--- START Excerpted data ---

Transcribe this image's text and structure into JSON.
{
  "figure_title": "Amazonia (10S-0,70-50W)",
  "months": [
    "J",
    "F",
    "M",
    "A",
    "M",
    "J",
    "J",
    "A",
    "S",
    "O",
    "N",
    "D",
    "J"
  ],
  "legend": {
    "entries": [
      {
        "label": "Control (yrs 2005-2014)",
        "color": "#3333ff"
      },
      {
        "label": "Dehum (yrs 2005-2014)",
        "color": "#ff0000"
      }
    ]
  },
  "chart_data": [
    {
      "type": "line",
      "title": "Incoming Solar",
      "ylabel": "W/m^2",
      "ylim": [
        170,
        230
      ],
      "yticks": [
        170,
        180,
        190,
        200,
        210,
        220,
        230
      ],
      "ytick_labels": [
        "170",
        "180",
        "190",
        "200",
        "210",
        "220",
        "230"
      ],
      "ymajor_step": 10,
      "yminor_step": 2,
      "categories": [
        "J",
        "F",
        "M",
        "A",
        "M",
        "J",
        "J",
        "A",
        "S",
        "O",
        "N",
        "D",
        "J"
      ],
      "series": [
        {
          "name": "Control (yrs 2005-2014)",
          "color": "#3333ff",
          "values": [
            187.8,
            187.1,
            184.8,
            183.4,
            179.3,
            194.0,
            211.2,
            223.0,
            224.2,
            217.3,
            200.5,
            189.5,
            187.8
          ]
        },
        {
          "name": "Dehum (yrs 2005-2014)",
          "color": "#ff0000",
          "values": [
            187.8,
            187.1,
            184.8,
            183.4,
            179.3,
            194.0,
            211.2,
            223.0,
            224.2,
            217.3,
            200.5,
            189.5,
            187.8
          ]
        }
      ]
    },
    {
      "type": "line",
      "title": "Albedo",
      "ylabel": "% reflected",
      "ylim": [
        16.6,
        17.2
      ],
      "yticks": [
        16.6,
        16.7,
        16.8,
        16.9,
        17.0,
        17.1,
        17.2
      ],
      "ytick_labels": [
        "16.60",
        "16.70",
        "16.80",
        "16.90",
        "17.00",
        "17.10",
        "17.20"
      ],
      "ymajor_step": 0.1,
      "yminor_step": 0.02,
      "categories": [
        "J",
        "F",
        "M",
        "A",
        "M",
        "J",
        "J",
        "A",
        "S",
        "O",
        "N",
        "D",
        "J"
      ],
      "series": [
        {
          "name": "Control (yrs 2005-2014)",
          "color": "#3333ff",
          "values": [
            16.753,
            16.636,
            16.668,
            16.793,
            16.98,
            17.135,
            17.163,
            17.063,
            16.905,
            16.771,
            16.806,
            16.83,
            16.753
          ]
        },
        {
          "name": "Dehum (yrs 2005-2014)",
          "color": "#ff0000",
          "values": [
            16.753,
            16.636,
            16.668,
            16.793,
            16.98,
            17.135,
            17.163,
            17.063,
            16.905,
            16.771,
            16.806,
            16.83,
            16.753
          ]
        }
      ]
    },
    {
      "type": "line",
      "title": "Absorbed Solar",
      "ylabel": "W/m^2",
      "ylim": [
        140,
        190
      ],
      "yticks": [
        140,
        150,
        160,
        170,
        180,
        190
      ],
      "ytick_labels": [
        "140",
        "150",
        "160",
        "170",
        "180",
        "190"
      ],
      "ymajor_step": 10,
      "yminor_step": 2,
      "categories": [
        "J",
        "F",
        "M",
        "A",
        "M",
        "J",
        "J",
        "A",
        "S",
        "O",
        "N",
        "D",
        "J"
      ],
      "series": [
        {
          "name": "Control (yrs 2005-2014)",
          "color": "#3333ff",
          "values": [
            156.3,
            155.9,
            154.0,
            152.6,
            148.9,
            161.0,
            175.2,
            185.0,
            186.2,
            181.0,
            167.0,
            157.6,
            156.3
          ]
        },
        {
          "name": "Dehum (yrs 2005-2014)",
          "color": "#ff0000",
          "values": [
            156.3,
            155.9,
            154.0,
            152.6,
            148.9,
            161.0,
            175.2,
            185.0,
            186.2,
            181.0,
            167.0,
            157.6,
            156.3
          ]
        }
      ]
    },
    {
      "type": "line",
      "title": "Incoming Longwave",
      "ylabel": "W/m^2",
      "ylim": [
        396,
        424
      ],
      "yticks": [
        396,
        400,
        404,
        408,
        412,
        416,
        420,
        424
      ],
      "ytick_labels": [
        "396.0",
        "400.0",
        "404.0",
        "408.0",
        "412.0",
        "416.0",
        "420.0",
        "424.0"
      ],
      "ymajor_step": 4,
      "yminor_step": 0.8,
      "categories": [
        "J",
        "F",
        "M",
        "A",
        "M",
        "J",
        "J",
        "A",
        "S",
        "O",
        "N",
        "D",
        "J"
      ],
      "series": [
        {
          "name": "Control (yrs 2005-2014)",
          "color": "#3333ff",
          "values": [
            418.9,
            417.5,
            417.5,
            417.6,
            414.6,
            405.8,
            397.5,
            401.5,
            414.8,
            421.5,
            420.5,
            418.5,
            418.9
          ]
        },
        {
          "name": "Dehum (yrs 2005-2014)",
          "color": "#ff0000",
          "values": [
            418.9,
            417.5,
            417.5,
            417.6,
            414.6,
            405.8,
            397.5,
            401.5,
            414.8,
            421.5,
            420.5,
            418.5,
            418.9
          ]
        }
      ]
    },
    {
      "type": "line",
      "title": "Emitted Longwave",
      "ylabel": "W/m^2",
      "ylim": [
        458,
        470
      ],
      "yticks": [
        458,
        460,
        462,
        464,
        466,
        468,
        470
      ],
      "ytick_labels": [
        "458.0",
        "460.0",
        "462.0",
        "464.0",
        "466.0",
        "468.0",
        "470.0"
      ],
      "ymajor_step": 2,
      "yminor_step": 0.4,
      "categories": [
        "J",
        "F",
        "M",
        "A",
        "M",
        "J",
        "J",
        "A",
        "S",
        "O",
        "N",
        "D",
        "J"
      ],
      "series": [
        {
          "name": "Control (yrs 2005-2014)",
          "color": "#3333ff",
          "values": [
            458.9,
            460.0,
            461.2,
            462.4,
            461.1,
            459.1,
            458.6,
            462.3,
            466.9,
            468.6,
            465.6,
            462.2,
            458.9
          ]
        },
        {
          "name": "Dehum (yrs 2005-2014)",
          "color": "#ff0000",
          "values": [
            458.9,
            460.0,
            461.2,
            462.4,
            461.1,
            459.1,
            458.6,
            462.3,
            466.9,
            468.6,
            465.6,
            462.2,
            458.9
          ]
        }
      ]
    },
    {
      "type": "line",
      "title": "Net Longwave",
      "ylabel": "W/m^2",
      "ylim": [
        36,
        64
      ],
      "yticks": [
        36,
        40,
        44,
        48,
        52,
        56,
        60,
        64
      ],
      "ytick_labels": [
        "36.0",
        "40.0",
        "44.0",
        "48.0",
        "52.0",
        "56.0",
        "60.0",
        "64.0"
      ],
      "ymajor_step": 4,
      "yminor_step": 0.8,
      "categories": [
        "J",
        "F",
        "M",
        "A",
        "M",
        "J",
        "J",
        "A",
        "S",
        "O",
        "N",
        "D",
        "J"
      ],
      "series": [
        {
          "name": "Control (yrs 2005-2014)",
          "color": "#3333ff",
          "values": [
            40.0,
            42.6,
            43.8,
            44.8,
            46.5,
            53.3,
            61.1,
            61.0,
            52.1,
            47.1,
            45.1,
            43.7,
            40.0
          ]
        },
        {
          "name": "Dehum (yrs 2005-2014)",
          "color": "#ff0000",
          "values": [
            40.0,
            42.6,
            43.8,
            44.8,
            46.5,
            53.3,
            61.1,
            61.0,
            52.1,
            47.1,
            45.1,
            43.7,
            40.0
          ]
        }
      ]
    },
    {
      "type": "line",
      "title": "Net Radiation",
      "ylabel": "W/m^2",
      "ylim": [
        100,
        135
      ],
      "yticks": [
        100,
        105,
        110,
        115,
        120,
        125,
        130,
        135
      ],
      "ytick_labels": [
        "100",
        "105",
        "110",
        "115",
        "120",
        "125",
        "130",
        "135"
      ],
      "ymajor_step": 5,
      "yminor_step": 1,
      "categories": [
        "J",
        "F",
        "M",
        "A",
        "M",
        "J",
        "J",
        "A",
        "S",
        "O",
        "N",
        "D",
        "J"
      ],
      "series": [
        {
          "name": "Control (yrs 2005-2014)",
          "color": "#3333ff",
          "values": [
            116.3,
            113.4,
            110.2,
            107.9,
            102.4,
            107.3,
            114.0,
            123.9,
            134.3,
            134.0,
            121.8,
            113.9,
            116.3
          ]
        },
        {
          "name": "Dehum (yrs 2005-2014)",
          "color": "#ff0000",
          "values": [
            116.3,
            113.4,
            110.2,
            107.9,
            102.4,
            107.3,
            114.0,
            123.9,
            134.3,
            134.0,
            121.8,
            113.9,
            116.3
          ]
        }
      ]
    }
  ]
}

--- END Excerpted data ---

The task >> List each line of the entries that holds the string "Longwave".

Written response >>
      "title": "Incoming Longwave",
      "title": "Emitted Longwave",
      "title": "Net Longwave",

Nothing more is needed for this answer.